* **Data**:
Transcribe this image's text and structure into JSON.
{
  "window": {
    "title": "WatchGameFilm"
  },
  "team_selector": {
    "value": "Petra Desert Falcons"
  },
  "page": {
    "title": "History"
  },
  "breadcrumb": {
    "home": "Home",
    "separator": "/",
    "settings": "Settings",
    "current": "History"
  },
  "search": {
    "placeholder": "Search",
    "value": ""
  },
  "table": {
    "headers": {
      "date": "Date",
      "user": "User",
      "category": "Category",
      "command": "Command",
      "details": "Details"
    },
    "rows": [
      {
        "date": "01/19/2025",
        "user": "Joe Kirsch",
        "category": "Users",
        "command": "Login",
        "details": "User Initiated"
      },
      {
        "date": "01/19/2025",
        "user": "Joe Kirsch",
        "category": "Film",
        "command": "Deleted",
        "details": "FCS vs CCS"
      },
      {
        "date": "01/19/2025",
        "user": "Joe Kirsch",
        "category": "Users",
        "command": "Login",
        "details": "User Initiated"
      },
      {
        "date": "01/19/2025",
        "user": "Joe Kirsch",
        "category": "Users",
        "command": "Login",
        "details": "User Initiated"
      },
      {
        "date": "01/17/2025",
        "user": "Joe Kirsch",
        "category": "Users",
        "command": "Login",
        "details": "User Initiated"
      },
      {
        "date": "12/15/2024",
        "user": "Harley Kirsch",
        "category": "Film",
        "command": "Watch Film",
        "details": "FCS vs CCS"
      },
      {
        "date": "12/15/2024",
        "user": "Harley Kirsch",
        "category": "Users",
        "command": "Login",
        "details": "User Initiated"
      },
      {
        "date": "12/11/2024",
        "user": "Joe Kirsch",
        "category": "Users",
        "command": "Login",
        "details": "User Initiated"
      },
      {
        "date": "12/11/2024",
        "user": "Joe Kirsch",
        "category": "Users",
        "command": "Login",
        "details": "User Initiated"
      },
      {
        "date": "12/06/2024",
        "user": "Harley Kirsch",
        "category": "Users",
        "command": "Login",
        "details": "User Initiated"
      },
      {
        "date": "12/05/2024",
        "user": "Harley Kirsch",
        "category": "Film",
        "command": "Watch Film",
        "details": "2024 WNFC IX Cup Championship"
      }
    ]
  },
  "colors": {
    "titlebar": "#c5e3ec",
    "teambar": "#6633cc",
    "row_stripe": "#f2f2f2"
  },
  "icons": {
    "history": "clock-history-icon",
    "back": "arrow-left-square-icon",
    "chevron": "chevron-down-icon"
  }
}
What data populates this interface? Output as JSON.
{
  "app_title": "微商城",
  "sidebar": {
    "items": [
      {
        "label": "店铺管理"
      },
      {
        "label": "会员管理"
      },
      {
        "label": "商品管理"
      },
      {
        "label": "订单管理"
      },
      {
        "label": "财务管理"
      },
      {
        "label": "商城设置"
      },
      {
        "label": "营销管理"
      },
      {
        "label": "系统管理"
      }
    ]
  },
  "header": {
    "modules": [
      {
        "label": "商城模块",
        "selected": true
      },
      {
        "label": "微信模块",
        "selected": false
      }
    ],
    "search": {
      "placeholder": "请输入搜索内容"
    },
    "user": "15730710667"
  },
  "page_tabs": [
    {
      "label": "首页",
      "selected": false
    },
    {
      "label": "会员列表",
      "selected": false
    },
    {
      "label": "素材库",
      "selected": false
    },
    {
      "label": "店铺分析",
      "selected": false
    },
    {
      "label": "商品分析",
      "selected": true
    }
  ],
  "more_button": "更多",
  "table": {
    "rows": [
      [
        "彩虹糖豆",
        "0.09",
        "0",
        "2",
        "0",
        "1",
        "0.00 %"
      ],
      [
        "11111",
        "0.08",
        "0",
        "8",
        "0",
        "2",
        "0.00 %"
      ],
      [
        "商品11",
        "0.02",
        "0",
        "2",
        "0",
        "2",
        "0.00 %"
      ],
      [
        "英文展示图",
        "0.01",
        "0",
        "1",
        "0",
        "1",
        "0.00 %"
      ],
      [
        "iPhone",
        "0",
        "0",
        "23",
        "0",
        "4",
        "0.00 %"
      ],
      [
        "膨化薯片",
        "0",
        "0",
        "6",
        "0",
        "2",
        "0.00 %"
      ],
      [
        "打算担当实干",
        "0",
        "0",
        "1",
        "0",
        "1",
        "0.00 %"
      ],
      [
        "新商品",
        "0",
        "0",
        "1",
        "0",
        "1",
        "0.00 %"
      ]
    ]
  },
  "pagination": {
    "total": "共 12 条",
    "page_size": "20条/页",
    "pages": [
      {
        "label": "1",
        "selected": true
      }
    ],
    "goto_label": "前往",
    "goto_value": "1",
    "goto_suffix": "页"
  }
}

* **Written task**: Your task is to repeat every line exactly.

* **Exercise output**:
Transcribe this image's text and structure into JSON.
{
  "window": {
    "title": "WatchGameFilm"
  },
  "team_selector": {
    "value": "Petra Desert Falcons"
  },
  "page": {
    "title": "History"
  },
  "breadcrumb": {
    "home": "Home",
    "separator": "/",
    "settings": "Settings",
    "current": "History"
  },
  "search": {
    "placeholder": "Search",
    "value": ""
  },
  "table": {
    "headers": {
      "date": "Date",
      "user": "User",
      "category": "Category",
      "command": "Command",
      "details": "Details"
    },
    "rows": [
      {
        "date": "01/19/2025",
        "user": "Joe Kirsch",
        "category": "Users",
        "command": "Login",
        "details": "User Initiated"
      },
      {
        "date": "01/19/2025",
        "user": "Joe Kirsch",
        "category": "Film",
        "command": "Deleted",
        "details": "FCS vs CCS"
      },
      {
        "date": "01/19/2025",
        "user": "Joe Kirsch",
        "category": "Users",
        "command": "Login",
        "details": "User Initiated"
      },
      {
        "date": "01/19/2025",
        "user": "Joe Kirsch",
        "category": "Users",
        "command": "Login",
        "details": "User Initiated"
      },
      {
        "date": "01/17/2025",
        "user": "Joe Kirsch",
        "category": "Users",
        "command": "Login",
        "details": "User Initiated"
      },
      {
        "date": "12/15/2024",
        "user": "Harley Kirsch",
        "category": "Film",
        "command": "Watch Film",
        "details": "FCS vs CCS"
      },
      {
        "date": "12/15/2024",
        "user": "Harley Kirsch",
        "category": "Users",
        "command": "Login",
        "details": "User Initiated"
      },
      {
        "date": "12/11/2024",
        "user": "Joe Kirsch",
        "category": "Users",
        "command": "Login",
        "details": "User Initiated"
      },
      {
        "date": "12/11/2024",
        "user": "Joe Kirsch",
        "category": "Users",
        "command": "Login",
        "details": "User Initiated"
      },
      {
        "date": "12/06/2024",
        "user": "Harley Kirsch",
        "category": "Users",
        "command": "Login",
        "details": "User Initiated"
      },
      {
        "date": "12/05/2024",
        "user": "Harley Kirsch",
        "category": "Film",
        "command": "Watch Film",
        "details": "2024 WNFC IX Cup Championship"
      }
    ]
  },
  "colors": {
    "titlebar": "#c5e3ec",
    "teambar": "#6633cc",
    "row_stripe": "#f2f2f2"
  },
  "icons": {
    "history": "clock-history-icon",
    "back": "arrow-left-square-icon",
    "chevron": "chevron-down-icon"
  }
}
What data populates this interface? Output as JSON.
{
  "app_title": "微商城",
  "sidebar": {
    "items": [
      {
        "label": "店铺管理"
      },
      {
        "label": "会员管理"
      },
      {
        "label": "商品管理"
      },
      {
        "label": "订单管理"
      },
      {
        "label": "财务管理"
      },
      {
        "label": "商城设置"
      },
      {
        "label": "营销管理"
      },
      {
        "label": "系统管理"
      }
    ]
  },
  "header": {
    "modules": [
      {
        "label": "商城模块",
        "selected": true
      },
      {
        "label": "微信模块",
        "selected": false
      }
    ],
    "search": {
      "placeholder": "请输入搜索内容"
    },
    "user": "15730710667"
  },
  "page_tabs": [
    {
      "label": "首页",
      "selected": false
    },
    {
      "label": "会员列表",
      "selected": false
    },
    {
      "label": "素材库",
      "selected": false
    },
    {
      "label": "店铺分析",
      "selected": false
    },
    {
      "label": "商品分析",
      "selected": true
    }
  ],
  "more_button": "更多",
  "table": {
    "rows": [
      [
        "彩虹糖豆",
        "0.09",
        "0",
        "2",
        "0",
        "1",
        "0.00 %"
      ],
      [
        "11111",
        "0.08",
        "0",
        "8",
        "0",
        "2",
        "0.00 %"
      ],
      [
        "商品11",
        "0.02",
        "0",
        "2",
        "0",
        "2",
        "0.00 %"
      ],
      [
        "英文展示图",
        "0.01",
        "0",
        "1",
        "0",
        "1",
        "0.00 %"
      ],
      [
        "iPhone",
        "0",
        "0",
        "23",
        "0",
        "4",
        "0.00 %"
      ],
      [
        "膨化薯片",
        "0",
        "0",
        "6",
        "0",
        "2",
        "0.00 %"
      ],
      [
        "打算担当实干",
        "0",
        "0",
        "1",
        "0",
        "1",
        "0.00 %"
      ],
      [
        "新商品",
        "0",
        "0",
        "1",
        "0",
        "1",
        "0.00 %"
      ]
    ]
  },
  "pagination": {
    "total": "共 12 条",
    "page_size": "20条/页",
    "pages": [
      {
        "label": "1",
        "selected": true
      }
    ],
    "goto_label": "前往",
    "goto_value": "1",
    "goto_suffix": "页"
  }
}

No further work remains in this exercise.